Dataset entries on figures
Segment Open

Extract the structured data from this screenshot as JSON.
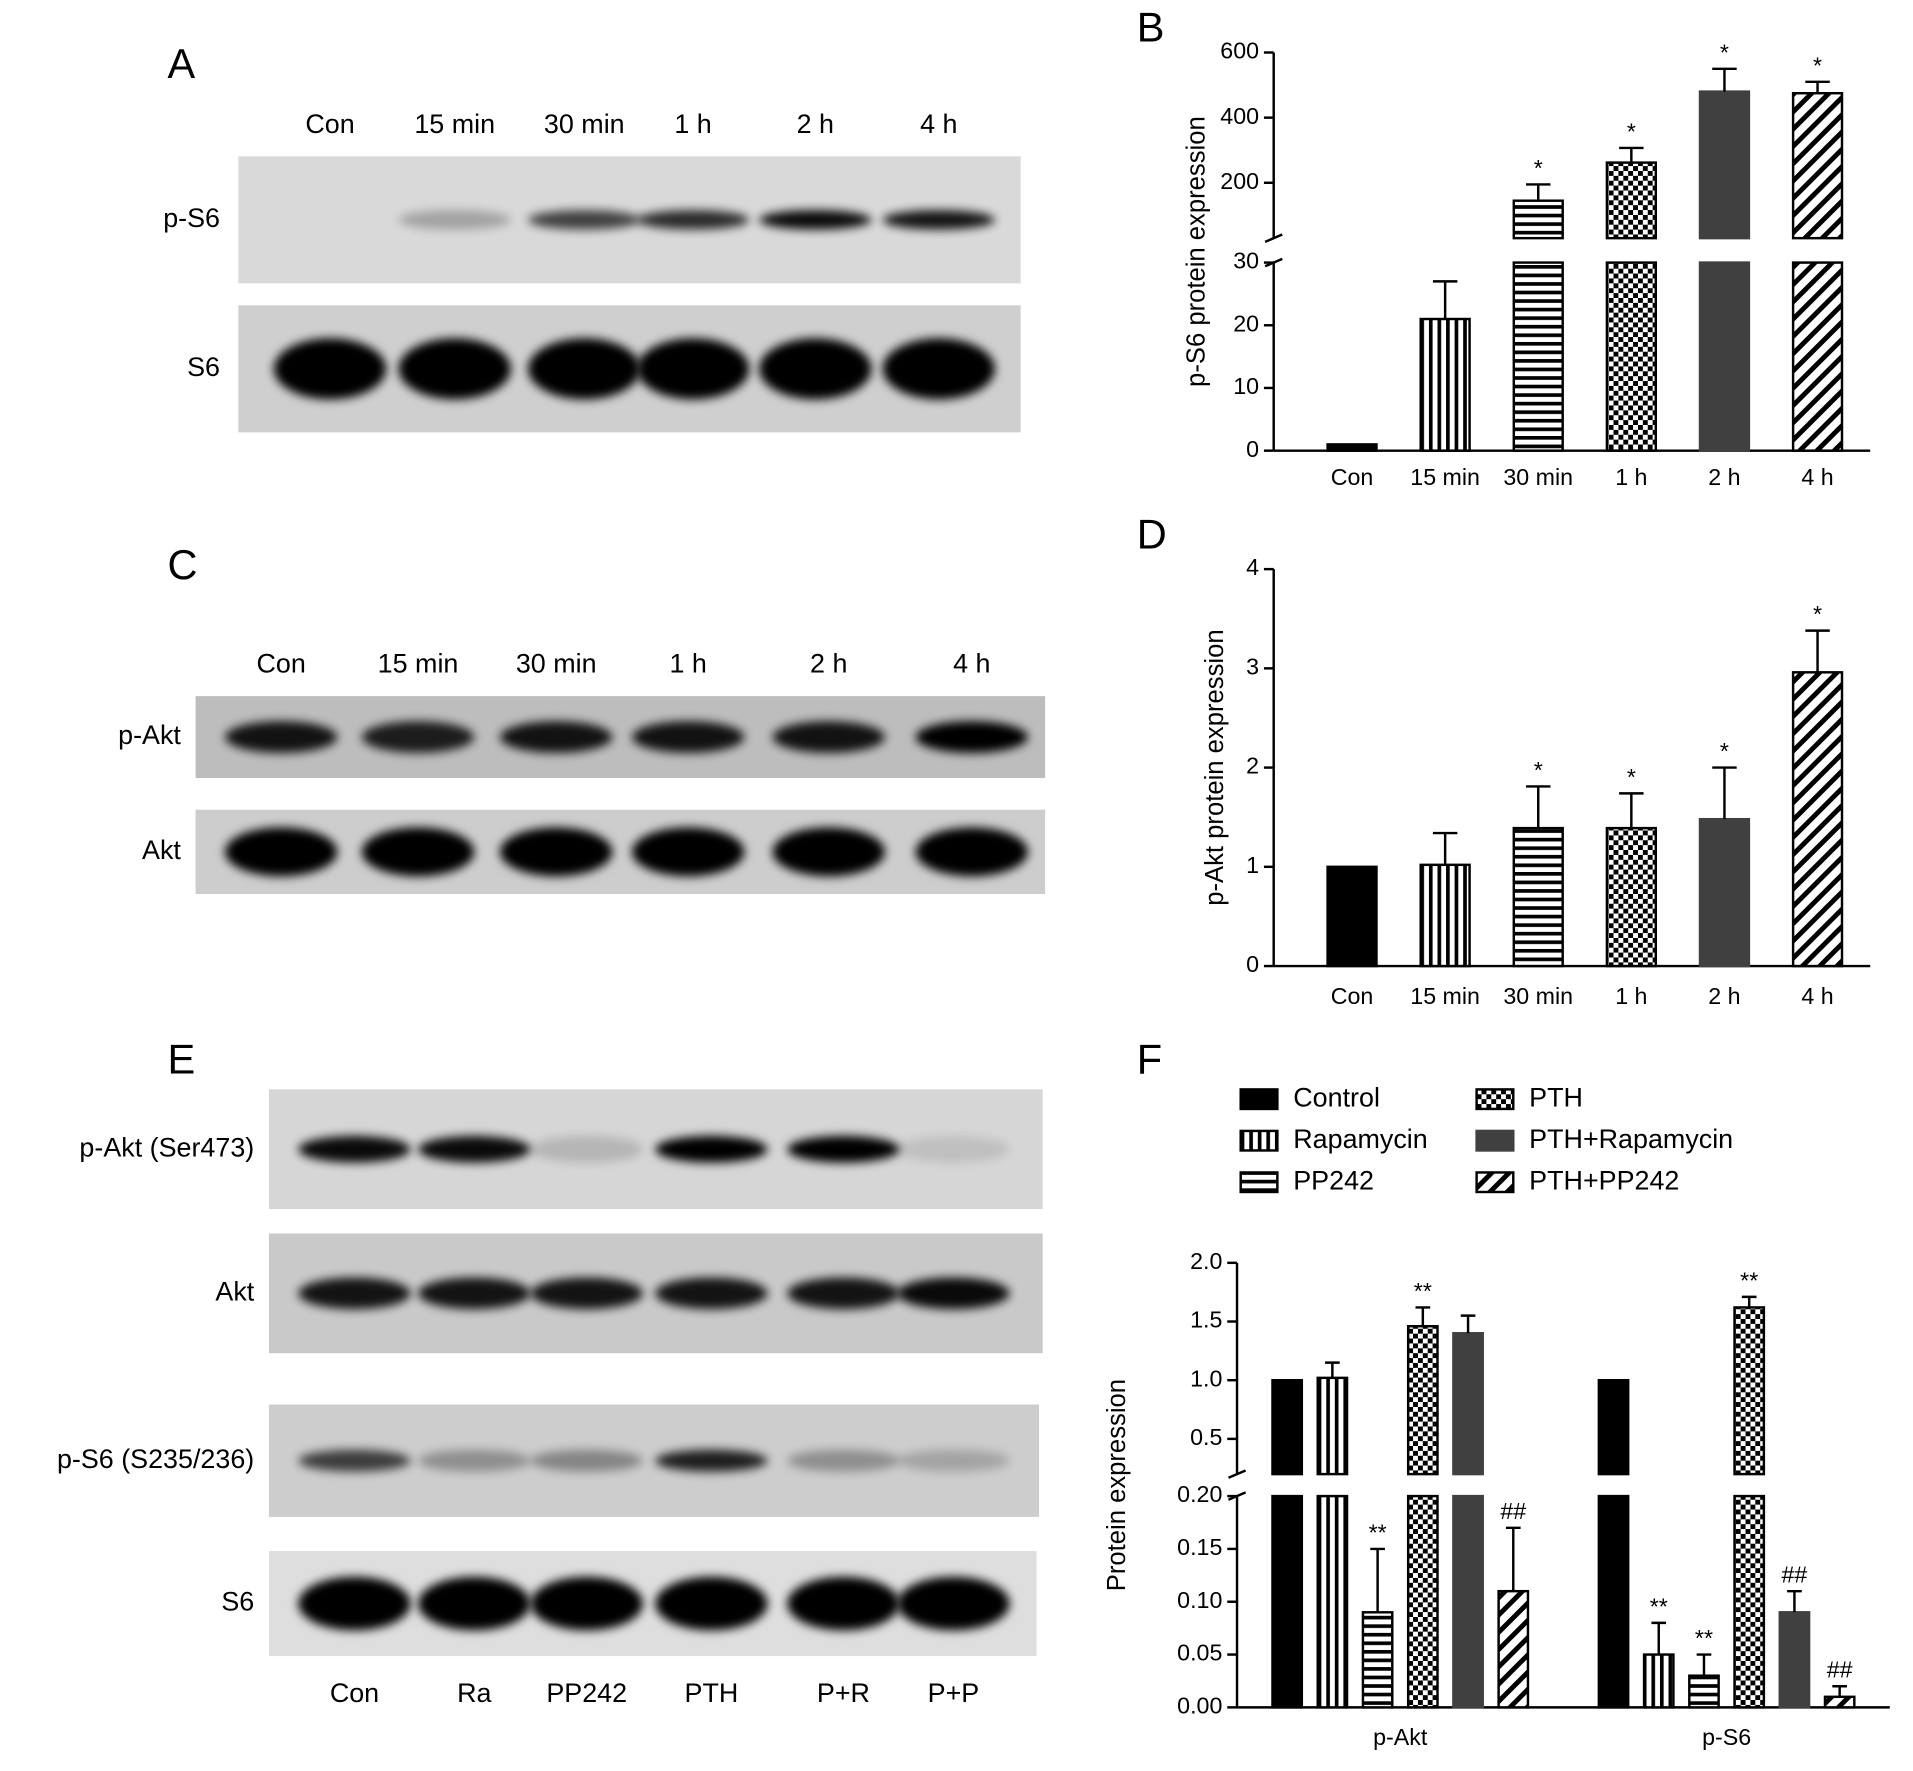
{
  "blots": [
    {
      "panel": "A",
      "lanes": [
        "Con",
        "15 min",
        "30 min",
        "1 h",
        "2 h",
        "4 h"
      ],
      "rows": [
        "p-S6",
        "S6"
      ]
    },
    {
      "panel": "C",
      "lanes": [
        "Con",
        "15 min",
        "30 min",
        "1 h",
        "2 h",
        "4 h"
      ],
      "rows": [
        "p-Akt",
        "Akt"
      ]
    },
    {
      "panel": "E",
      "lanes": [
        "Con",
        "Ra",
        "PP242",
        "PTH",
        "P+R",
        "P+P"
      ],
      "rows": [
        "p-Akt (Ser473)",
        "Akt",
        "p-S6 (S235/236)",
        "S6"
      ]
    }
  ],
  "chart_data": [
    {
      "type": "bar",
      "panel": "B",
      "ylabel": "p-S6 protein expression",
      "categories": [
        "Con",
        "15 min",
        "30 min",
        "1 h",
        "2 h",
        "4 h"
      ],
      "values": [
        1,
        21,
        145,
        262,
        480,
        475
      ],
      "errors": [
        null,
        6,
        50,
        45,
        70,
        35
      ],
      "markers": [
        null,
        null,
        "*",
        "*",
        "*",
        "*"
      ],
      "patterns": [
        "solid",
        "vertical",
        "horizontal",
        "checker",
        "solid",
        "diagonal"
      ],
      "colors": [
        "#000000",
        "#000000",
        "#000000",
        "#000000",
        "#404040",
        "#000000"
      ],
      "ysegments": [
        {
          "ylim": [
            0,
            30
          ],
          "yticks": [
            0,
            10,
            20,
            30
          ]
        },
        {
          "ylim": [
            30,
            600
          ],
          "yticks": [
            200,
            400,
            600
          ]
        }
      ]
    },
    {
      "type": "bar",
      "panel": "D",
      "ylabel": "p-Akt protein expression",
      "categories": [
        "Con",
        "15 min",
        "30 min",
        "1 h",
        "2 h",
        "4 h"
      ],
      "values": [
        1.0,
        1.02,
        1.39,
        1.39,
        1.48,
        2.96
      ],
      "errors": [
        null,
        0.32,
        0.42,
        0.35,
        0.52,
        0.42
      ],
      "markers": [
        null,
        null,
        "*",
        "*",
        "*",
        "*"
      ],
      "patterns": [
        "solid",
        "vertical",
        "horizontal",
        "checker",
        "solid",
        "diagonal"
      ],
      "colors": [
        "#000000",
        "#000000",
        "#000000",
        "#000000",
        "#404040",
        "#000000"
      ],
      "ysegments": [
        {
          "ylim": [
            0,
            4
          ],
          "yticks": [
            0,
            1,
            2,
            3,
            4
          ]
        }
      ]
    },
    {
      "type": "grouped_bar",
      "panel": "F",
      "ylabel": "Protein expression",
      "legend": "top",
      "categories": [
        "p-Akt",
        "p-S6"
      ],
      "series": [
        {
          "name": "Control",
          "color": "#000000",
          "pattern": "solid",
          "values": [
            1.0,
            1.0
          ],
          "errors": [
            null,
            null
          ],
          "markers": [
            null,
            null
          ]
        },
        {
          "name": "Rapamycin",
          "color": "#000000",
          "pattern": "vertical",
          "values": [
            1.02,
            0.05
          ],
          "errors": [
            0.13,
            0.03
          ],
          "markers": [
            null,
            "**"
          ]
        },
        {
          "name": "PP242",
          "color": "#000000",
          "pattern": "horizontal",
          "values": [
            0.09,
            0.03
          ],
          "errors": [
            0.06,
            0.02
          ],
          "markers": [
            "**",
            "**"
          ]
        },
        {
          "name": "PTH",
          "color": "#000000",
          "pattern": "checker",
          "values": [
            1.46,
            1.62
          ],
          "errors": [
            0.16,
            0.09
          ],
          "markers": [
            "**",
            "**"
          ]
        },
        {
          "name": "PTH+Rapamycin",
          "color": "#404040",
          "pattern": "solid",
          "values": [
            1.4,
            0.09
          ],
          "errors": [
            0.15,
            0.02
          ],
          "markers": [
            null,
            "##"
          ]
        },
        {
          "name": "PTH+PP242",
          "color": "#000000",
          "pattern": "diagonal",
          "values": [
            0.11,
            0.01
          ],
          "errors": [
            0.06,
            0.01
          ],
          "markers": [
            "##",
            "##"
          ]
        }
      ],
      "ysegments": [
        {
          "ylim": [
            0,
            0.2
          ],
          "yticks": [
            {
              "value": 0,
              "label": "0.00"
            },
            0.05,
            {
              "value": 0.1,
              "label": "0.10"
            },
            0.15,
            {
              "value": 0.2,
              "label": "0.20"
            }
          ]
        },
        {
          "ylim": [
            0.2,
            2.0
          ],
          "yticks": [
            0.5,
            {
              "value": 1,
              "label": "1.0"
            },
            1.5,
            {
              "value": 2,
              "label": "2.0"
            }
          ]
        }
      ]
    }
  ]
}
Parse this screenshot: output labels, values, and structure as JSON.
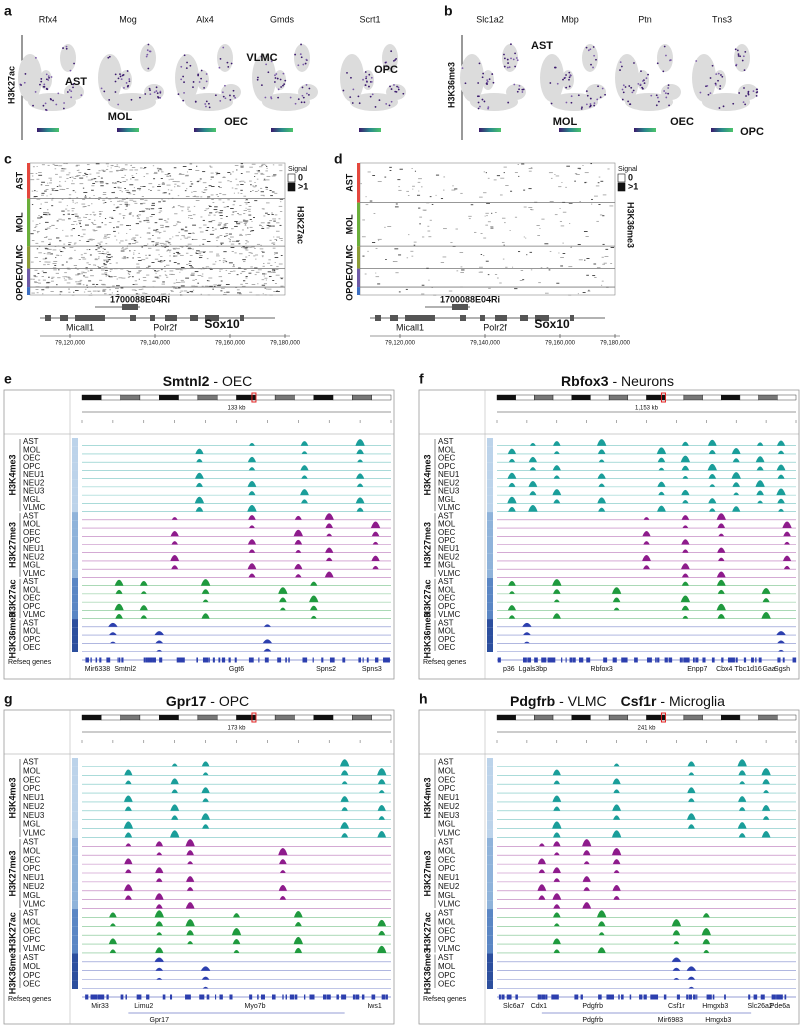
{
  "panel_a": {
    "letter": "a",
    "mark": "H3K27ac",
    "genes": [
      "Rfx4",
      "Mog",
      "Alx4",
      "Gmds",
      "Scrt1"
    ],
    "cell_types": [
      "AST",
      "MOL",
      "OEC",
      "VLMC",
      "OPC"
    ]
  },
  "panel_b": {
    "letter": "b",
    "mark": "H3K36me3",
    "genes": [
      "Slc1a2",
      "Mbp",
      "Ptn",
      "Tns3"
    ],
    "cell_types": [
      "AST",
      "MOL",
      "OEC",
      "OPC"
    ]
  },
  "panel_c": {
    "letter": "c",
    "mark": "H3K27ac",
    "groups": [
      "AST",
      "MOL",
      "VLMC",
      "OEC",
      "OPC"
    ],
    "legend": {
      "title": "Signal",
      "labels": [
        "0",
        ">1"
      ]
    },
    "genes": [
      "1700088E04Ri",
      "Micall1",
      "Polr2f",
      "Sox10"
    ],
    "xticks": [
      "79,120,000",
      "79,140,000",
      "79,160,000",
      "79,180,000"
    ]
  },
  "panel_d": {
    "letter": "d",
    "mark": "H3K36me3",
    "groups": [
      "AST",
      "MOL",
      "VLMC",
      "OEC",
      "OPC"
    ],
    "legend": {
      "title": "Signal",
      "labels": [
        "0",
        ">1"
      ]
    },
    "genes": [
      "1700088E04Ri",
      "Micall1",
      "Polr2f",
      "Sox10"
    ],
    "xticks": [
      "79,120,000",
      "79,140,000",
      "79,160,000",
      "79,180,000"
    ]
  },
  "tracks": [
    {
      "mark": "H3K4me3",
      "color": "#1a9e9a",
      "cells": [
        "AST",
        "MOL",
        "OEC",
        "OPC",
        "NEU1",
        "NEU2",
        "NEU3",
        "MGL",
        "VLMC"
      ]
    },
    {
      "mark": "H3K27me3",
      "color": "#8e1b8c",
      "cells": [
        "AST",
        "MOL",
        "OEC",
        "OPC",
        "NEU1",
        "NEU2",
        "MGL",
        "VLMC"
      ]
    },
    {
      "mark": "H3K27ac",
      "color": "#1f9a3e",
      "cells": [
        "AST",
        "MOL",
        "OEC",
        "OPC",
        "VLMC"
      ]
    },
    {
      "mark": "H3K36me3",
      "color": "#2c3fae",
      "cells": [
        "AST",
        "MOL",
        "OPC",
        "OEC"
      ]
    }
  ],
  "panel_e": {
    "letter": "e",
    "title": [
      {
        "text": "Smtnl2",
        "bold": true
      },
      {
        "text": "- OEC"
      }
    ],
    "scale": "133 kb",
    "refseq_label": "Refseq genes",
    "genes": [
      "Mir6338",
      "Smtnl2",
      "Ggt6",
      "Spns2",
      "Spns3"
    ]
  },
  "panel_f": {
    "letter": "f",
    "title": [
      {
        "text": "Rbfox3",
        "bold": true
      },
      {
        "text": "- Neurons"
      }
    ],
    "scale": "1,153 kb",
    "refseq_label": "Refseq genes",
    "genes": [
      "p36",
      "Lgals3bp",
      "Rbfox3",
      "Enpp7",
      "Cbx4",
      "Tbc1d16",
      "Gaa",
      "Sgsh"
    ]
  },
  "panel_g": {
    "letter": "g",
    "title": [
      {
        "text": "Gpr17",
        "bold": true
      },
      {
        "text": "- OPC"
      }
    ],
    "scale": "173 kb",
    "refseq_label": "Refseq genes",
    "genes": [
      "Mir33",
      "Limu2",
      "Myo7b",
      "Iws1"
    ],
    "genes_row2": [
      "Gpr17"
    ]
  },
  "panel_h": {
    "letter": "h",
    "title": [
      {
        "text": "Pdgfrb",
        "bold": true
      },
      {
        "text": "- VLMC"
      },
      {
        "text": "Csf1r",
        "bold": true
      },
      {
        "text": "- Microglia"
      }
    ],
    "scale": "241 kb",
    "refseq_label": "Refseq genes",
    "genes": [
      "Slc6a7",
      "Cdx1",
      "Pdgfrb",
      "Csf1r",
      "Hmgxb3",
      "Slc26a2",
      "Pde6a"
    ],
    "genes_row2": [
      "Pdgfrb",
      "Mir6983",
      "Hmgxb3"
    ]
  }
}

Segment Closed

TASK INSTRUCTIONS
Determine the number of lines in the records that include the string "ylabel", and respond with that number only.

WRITTEN RESPONSE
3